Below is a listing; copy all of it exactly.

• **Exercise inputs**
==============================
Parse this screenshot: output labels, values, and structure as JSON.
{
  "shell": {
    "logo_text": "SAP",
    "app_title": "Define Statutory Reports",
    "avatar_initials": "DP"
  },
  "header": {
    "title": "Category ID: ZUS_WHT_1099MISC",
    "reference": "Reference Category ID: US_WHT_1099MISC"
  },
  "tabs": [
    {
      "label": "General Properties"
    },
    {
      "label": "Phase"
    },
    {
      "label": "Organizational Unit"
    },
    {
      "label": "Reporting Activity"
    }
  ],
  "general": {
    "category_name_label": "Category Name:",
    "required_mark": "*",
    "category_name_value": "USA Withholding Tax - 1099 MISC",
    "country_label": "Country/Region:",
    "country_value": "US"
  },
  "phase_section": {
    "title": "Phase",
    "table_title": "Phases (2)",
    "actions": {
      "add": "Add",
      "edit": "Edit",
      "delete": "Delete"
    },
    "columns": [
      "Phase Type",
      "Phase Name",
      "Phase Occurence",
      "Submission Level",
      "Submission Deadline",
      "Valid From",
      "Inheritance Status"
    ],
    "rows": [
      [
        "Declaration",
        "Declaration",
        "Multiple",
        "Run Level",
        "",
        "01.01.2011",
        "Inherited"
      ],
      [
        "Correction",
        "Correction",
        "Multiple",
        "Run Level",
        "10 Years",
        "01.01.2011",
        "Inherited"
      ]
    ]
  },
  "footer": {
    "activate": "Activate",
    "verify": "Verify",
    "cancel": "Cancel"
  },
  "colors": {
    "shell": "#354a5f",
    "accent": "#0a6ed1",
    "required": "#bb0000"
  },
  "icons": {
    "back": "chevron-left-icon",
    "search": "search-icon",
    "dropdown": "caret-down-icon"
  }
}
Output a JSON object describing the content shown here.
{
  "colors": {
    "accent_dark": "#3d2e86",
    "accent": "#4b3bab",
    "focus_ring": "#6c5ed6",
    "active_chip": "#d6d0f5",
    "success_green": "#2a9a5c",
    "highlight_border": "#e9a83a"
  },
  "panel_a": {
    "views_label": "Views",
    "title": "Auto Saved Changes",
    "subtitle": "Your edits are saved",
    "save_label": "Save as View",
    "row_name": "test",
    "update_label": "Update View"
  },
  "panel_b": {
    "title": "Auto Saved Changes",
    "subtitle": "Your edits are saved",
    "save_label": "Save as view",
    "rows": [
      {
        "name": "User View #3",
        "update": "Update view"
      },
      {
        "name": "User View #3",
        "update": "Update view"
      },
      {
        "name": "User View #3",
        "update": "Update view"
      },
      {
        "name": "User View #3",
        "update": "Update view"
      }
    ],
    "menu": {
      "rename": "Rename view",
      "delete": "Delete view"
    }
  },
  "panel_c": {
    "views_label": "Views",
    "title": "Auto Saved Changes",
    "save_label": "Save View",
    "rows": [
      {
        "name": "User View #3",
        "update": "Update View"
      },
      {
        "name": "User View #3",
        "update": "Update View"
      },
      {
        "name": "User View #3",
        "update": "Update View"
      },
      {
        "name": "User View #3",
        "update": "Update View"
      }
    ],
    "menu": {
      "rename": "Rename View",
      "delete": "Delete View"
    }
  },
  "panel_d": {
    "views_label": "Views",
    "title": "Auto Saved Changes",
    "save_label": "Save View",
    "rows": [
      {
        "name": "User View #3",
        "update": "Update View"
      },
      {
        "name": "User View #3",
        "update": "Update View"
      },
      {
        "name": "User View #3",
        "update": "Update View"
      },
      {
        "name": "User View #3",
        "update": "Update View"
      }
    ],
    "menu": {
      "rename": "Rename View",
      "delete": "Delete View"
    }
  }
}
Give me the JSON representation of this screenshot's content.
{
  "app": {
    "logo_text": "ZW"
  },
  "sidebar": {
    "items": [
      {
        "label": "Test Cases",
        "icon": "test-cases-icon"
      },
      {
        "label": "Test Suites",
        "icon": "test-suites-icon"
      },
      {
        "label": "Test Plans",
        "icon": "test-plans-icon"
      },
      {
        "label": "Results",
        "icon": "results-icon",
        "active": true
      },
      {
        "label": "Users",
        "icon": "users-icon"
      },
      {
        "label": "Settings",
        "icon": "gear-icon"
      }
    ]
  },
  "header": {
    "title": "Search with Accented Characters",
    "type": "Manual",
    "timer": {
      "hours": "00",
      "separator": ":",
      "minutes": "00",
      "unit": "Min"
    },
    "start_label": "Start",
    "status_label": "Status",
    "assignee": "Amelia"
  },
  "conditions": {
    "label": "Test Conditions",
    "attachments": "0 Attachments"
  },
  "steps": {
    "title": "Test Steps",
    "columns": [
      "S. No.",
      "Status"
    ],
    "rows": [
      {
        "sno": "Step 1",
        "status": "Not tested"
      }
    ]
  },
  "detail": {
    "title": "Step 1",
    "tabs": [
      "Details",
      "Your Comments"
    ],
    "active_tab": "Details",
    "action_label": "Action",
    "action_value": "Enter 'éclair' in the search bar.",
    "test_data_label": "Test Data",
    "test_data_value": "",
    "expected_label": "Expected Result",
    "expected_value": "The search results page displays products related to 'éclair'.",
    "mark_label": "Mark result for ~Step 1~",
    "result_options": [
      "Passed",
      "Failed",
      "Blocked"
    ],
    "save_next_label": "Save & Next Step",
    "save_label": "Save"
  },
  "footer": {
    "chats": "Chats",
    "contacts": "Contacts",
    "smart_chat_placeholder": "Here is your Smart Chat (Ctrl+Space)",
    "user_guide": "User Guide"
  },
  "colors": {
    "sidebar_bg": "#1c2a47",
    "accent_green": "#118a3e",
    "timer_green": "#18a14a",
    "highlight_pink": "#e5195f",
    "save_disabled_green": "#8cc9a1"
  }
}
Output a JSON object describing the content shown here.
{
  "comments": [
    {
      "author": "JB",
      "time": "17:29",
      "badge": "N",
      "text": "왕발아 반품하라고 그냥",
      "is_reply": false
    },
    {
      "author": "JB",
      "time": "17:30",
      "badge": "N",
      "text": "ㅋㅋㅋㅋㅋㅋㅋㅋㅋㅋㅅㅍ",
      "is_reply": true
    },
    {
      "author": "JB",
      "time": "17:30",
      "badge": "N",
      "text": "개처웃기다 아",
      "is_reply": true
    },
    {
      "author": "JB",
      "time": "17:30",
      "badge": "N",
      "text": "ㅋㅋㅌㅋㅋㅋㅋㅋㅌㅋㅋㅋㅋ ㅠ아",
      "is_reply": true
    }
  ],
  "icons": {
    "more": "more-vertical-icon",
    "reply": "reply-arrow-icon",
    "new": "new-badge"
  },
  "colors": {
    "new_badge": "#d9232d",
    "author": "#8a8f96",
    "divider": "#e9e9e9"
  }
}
==============================
• **Exercise response**
Parse this screenshot: output labels, values, and structure as JSON.
{
  "shell": {
    "logo_text": "SAP",
    "app_title": "Define Statutory Reports",
    "avatar_initials": "DP"
  },
  "header": {
    "title": "Category ID: ZUS_WHT_1099MISC",
    "reference": "Reference Category ID: US_WHT_1099MISC"
  },
  "tabs": [
    {
      "label": "General Properties"
    },
    {
      "label": "Phase"
    },
    {
      "label": "Organizational Unit"
    },
    {
      "label": "Reporting Activity"
    }
  ],
  "general": {
    "category_name_label": "Category Name:",
    "required_mark": "*",
    "category_name_value": "USA Withholding Tax - 1099 MISC",
    "country_label": "Country/Region:",
    "country_value": "US"
  },
  "phase_section": {
    "title": "Phase",
    "table_title": "Phases (2)",
    "actions": {
      "add": "Add",
      "edit": "Edit",
      "delete": "Delete"
    },
    "columns": [
      "Phase Type",
      "Phase Name",
      "Phase Occurence",
      "Submission Level",
      "Submission Deadline",
      "Valid From",
      "Inheritance Status"
    ],
    "rows": [
      [
        "Declaration",
        "Declaration",
        "Multiple",
        "Run Level",
        "",
        "01.01.2011",
        "Inherited"
      ],
      [
        "Correction",
        "Correction",
        "Multiple",
        "Run Level",
        "10 Years",
        "01.01.2011",
        "Inherited"
      ]
    ]
  },
  "footer": {
    "activate": "Activate",
    "verify": "Verify",
    "cancel": "Cancel"
  },
  "colors": {
    "shell": "#354a5f",
    "accent": "#0a6ed1",
    "required": "#bb0000"
  },
  "icons": {
    "back": "chevron-left-icon",
    "search": "search-icon",
    "dropdown": "caret-down-icon"
  }
}
Output a JSON object describing the content shown here.
{
  "colors": {
    "accent_dark": "#3d2e86",
    "accent": "#4b3bab",
    "focus_ring": "#6c5ed6",
    "active_chip": "#d6d0f5",
    "success_green": "#2a9a5c",
    "highlight_border": "#e9a83a"
  },
  "panel_a": {
    "views_label": "Views",
    "title": "Auto Saved Changes",
    "subtitle": "Your edits are saved",
    "save_label": "Save as View",
    "row_name": "test",
    "update_label": "Update View"
  },
  "panel_b": {
    "title": "Auto Saved Changes",
    "subtitle": "Your edits are saved",
    "save_label": "Save as view",
    "rows": [
      {
        "name": "User View #3",
        "update": "Update view"
      },
      {
        "name": "User View #3",
        "update": "Update view"
      },
      {
        "name": "User View #3",
        "update": "Update view"
      },
      {
        "name": "User View #3",
        "update": "Update view"
      }
    ],
    "menu": {
      "rename": "Rename view",
      "delete": "Delete view"
    }
  },
  "panel_c": {
    "views_label": "Views",
    "title": "Auto Saved Changes",
    "save_label": "Save View",
    "rows": [
      {
        "name": "User View #3",
        "update": "Update View"
      },
      {
        "name": "User View #3",
        "update": "Update View"
      },
      {
        "name": "User View #3",
        "update": "Update View"
      },
      {
        "name": "User View #3",
        "update": "Update View"
      }
    ],
    "menu": {
      "rename": "Rename View",
      "delete": "Delete View"
    }
  },
  "panel_d": {
    "views_label": "Views",
    "title": "Auto Saved Changes",
    "save_label": "Save View",
    "rows": [
      {
        "name": "User View #3",
        "update": "Update View"
      },
      {
        "name": "User View #3",
        "update": "Update View"
      },
      {
        "name": "User View #3",
        "update": "Update View"
      },
      {
        "name": "User View #3",
        "update": "Update View"
      }
    ],
    "menu": {
      "rename": "Rename View",
      "delete": "Delete View"
    }
  }
}
Give me the JSON representation of this screenshot's content.
{
  "app": {
    "logo_text": "ZW"
  },
  "sidebar": {
    "items": [
      {
        "label": "Test Cases",
        "icon": "test-cases-icon"
      },
      {
        "label": "Test Suites",
        "icon": "test-suites-icon"
      },
      {
        "label": "Test Plans",
        "icon": "test-plans-icon"
      },
      {
        "label": "Results",
        "icon": "results-icon",
        "active": true
      },
      {
        "label": "Users",
        "icon": "users-icon"
      },
      {
        "label": "Settings",
        "icon": "gear-icon"
      }
    ]
  },
  "header": {
    "title": "Search with Accented Characters",
    "type": "Manual",
    "timer": {
      "hours": "00",
      "separator": ":",
      "minutes": "00",
      "unit": "Min"
    },
    "start_label": "Start",
    "status_label": "Status",
    "assignee": "Amelia"
  },
  "conditions": {
    "label": "Test Conditions",
    "attachments": "0 Attachments"
  },
  "steps": {
    "title": "Test Steps",
    "columns": [
      "S. No.",
      "Status"
    ],
    "rows": [
      {
        "sno": "Step 1",
        "status": "Not tested"
      }
    ]
  },
  "detail": {
    "title": "Step 1",
    "tabs": [
      "Details",
      "Your Comments"
    ],
    "active_tab": "Details",
    "action_label": "Action",
    "action_value": "Enter 'éclair' in the search bar.",
    "test_data_label": "Test Data",
    "test_data_value": "",
    "expected_label": "Expected Result",
    "expected_value": "The search results page displays products related to 'éclair'.",
    "mark_label": "Mark result for ~Step 1~",
    "result_options": [
      "Passed",
      "Failed",
      "Blocked"
    ],
    "save_next_label": "Save & Next Step",
    "save_label": "Save"
  },
  "footer": {
    "chats": "Chats",
    "contacts": "Contacts",
    "smart_chat_placeholder": "Here is your Smart Chat (Ctrl+Space)",
    "user_guide": "User Guide"
  },
  "colors": {
    "sidebar_bg": "#1c2a47",
    "accent_green": "#118a3e",
    "timer_green": "#18a14a",
    "highlight_pink": "#e5195f",
    "save_disabled_green": "#8cc9a1"
  }
}
Output a JSON object describing the content shown here.
{
  "comments": [
    {
      "author": "JB",
      "time": "17:29",
      "badge": "N",
      "text": "왕발아 반품하라고 그냥",
      "is_reply": false
    },
    {
      "author": "JB",
      "time": "17:30",
      "badge": "N",
      "text": "ㅋㅋㅋㅋㅋㅋㅋㅋㅋㅋㅅㅍ",
      "is_reply": true
    },
    {
      "author": "JB",
      "time": "17:30",
      "badge": "N",
      "text": "개처웃기다 아",
      "is_reply": true
    },
    {
      "author": "JB",
      "time": "17:30",
      "badge": "N",
      "text": "ㅋㅋㅌㅋㅋㅋㅋㅋㅌㅋㅋㅋㅋ ㅠ아",
      "is_reply": true
    }
  ],
  "icons": {
    "more": "more-vertical-icon",
    "reply": "reply-arrow-icon",
    "new": "new-badge"
  },
  "colors": {
    "new_badge": "#d9232d",
    "author": "#8a8f96",
    "divider": "#e9e9e9"
  }
}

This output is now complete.